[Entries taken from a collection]
[Start]

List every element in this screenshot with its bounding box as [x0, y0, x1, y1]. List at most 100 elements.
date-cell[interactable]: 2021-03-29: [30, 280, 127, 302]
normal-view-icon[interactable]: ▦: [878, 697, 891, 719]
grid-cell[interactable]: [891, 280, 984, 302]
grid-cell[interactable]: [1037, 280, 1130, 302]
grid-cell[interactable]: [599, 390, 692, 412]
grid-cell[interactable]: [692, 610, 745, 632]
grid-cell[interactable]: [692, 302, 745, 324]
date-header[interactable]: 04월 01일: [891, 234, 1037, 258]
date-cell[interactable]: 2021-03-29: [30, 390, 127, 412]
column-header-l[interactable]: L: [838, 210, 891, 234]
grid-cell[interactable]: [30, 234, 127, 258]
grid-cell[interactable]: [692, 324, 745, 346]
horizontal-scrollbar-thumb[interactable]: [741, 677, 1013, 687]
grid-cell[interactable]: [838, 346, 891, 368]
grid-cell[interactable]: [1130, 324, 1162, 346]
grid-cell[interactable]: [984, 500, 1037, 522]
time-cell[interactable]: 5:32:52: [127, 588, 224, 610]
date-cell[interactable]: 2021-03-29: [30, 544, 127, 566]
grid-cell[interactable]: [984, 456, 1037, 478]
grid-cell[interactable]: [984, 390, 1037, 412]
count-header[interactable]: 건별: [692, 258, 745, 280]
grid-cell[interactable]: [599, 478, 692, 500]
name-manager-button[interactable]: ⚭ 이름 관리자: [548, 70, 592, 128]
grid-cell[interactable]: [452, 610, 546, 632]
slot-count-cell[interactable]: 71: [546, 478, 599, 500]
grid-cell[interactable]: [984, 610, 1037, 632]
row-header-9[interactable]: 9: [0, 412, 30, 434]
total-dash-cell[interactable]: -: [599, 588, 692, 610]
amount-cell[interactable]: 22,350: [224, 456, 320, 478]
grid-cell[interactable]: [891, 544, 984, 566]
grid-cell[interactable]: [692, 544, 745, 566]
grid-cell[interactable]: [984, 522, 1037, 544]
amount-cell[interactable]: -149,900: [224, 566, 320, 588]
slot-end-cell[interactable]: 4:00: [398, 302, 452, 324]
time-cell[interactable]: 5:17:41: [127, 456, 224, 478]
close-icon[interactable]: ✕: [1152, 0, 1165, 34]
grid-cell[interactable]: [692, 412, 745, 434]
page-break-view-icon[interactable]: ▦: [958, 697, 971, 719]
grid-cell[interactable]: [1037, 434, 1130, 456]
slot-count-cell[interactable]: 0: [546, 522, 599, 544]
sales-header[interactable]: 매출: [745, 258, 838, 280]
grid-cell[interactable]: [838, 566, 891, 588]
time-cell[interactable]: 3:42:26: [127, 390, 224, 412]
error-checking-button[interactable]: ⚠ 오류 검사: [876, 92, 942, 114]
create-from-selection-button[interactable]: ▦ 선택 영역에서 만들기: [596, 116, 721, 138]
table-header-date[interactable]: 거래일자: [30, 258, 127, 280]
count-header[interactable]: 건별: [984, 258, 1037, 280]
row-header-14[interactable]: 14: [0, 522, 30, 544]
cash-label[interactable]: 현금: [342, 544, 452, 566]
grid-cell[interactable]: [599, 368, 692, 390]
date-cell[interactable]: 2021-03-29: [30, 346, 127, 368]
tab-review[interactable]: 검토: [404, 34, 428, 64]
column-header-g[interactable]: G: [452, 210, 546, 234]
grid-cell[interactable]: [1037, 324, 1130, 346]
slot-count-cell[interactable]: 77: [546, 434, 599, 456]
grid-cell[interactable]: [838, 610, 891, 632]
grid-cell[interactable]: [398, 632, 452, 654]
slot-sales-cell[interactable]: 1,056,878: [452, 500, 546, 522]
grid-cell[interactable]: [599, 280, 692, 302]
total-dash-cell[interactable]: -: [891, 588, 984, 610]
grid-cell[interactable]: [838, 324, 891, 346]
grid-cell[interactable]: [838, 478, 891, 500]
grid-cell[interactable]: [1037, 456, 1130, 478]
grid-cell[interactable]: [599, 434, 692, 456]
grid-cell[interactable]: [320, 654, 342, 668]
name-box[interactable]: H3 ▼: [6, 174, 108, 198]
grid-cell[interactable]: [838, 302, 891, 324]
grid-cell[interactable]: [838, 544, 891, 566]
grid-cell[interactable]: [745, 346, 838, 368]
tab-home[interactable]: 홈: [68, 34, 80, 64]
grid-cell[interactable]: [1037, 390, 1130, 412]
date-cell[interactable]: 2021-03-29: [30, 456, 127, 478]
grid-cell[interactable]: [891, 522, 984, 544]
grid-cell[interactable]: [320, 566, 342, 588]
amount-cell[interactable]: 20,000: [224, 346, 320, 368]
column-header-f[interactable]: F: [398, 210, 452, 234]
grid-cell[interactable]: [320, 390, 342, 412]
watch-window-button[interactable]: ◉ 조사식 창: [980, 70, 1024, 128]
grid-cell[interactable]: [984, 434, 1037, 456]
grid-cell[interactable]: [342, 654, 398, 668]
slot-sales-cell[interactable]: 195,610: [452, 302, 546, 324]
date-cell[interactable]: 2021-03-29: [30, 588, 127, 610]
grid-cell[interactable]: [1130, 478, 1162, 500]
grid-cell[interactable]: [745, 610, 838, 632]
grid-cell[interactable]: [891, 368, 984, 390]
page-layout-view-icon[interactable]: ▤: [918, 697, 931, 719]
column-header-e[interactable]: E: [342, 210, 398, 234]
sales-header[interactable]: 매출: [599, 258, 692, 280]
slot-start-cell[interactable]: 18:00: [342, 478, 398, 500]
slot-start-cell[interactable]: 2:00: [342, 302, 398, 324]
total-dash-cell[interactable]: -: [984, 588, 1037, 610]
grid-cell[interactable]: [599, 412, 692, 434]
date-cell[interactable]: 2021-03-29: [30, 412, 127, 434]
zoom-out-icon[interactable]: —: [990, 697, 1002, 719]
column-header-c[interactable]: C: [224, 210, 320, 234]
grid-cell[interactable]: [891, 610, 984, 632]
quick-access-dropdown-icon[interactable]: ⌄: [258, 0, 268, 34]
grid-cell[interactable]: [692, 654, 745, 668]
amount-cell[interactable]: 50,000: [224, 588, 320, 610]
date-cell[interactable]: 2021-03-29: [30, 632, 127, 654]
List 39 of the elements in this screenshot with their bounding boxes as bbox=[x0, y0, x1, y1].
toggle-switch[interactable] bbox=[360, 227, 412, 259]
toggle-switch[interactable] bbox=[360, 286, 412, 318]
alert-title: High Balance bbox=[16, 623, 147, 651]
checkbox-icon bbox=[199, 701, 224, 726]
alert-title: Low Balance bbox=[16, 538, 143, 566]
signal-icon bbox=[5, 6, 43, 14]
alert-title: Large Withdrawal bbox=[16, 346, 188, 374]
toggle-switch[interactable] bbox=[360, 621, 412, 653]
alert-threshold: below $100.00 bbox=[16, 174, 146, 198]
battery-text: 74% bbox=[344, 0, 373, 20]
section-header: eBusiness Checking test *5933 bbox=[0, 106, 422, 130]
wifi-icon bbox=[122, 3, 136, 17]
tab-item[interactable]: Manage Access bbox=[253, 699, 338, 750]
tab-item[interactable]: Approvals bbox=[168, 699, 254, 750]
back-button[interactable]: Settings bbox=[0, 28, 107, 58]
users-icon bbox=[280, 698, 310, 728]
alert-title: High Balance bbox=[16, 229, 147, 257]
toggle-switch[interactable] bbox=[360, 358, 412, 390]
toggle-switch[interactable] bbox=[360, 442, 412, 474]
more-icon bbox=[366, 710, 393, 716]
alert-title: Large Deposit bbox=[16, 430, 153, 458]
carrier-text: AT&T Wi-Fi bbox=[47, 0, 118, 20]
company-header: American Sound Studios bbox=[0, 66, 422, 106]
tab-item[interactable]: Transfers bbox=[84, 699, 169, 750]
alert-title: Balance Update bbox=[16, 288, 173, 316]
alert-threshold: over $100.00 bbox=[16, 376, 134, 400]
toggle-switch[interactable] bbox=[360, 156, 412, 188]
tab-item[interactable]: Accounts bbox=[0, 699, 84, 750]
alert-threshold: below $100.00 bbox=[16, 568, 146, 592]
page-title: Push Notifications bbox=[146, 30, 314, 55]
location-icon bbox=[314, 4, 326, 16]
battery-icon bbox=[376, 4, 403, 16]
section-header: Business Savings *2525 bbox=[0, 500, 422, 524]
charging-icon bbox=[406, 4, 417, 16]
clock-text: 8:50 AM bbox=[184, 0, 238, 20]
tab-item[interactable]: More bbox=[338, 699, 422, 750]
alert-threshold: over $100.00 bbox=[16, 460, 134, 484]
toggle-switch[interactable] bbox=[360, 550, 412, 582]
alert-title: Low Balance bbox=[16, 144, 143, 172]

[End]

__Task details__:
Extract the lines of the records verbatim, starting with the first line and continuing up to and including the line with "grid-cell[interactable]: [452, 610, 546, 632]".

__Problem solution__:
List every element in this screenshot with its bounding box as [x0, y0, x1, y1]. List at most 100 elements.
date-cell[interactable]: 2021-03-29: [30, 280, 127, 302]
normal-view-icon[interactable]: ▦: [878, 697, 891, 719]
grid-cell[interactable]: [891, 280, 984, 302]
grid-cell[interactable]: [1037, 280, 1130, 302]
grid-cell[interactable]: [599, 390, 692, 412]
grid-cell[interactable]: [692, 610, 745, 632]
grid-cell[interactable]: [692, 302, 745, 324]
date-header[interactable]: 04월 01일: [891, 234, 1037, 258]
date-cell[interactable]: 2021-03-29: [30, 390, 127, 412]
column-header-l[interactable]: L: [838, 210, 891, 234]
grid-cell[interactable]: [30, 234, 127, 258]
grid-cell[interactable]: [692, 324, 745, 346]
horizontal-scrollbar-thumb[interactable]: [741, 677, 1013, 687]
grid-cell[interactable]: [838, 346, 891, 368]
grid-cell[interactable]: [1130, 324, 1162, 346]
grid-cell[interactable]: [984, 500, 1037, 522]
time-cell[interactable]: 5:32:52: [127, 588, 224, 610]
date-cell[interactable]: 2021-03-29: [30, 544, 127, 566]
grid-cell[interactable]: [984, 456, 1037, 478]
grid-cell[interactable]: [984, 390, 1037, 412]
count-header[interactable]: 건별: [692, 258, 745, 280]
grid-cell[interactable]: [599, 478, 692, 500]
name-manager-button[interactable]: ⚭ 이름 관리자: [548, 70, 592, 128]
grid-cell[interactable]: [452, 610, 546, 632]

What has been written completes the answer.